(The request): All entries should be output exactly as they stand.

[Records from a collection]
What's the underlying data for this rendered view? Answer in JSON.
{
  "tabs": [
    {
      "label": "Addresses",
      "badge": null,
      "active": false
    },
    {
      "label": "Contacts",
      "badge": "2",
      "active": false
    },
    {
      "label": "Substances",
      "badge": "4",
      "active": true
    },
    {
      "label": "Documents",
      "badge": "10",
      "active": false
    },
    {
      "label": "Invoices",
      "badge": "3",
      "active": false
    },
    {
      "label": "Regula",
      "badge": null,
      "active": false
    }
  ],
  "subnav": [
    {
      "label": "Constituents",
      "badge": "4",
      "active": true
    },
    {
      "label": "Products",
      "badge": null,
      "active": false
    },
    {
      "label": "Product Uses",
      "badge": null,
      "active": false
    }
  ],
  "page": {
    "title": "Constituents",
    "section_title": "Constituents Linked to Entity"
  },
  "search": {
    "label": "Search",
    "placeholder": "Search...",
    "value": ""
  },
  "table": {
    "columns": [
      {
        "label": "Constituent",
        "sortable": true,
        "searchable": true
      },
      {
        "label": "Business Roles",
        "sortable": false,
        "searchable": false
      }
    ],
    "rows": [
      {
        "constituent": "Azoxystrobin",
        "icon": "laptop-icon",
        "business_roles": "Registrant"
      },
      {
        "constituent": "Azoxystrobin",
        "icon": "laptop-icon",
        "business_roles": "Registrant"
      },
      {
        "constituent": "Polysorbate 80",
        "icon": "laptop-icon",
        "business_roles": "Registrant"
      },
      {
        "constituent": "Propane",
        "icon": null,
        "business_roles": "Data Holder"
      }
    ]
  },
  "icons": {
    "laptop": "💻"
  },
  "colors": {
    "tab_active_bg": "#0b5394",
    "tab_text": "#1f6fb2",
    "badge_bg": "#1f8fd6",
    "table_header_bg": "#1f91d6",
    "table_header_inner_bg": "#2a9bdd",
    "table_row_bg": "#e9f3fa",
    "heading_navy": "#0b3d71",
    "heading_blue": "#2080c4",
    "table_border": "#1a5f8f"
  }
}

(Task result):
What's the underlying data for this rendered view? Answer in JSON.
{
  "tabs": [
    {
      "label": "Addresses",
      "badge": null,
      "active": false
    },
    {
      "label": "Contacts",
      "badge": "2",
      "active": false
    },
    {
      "label": "Substances",
      "badge": "4",
      "active": true
    },
    {
      "label": "Documents",
      "badge": "10",
      "active": false
    },
    {
      "label": "Invoices",
      "badge": "3",
      "active": false
    },
    {
      "label": "Regula",
      "badge": null,
      "active": false
    }
  ],
  "subnav": [
    {
      "label": "Constituents",
      "badge": "4",
      "active": true
    },
    {
      "label": "Products",
      "badge": null,
      "active": false
    },
    {
      "label": "Product Uses",
      "badge": null,
      "active": false
    }
  ],
  "page": {
    "title": "Constituents",
    "section_title": "Constituents Linked to Entity"
  },
  "search": {
    "label": "Search",
    "placeholder": "Search...",
    "value": ""
  },
  "table": {
    "columns": [
      {
        "label": "Constituent",
        "sortable": true,
        "searchable": true
      },
      {
        "label": "Business Roles",
        "sortable": false,
        "searchable": false
      }
    ],
    "rows": [
      {
        "constituent": "Azoxystrobin",
        "icon": "laptop-icon",
        "business_roles": "Registrant"
      },
      {
        "constituent": "Azoxystrobin",
        "icon": "laptop-icon",
        "business_roles": "Registrant"
      },
      {
        "constituent": "Polysorbate 80",
        "icon": "laptop-icon",
        "business_roles": "Registrant"
      },
      {
        "constituent": "Propane",
        "icon": null,
        "business_roles": "Data Holder"
      }
    ]
  },
  "icons": {
    "laptop": "💻"
  },
  "colors": {
    "tab_active_bg": "#0b5394",
    "tab_text": "#1f6fb2",
    "badge_bg": "#1f8fd6",
    "table_header_bg": "#1f91d6",
    "table_header_inner_bg": "#2a9bdd",
    "table_row_bg": "#e9f3fa",
    "heading_navy": "#0b3d71",
    "heading_blue": "#2080c4",
    "table_border": "#1a5f8f"
  }
}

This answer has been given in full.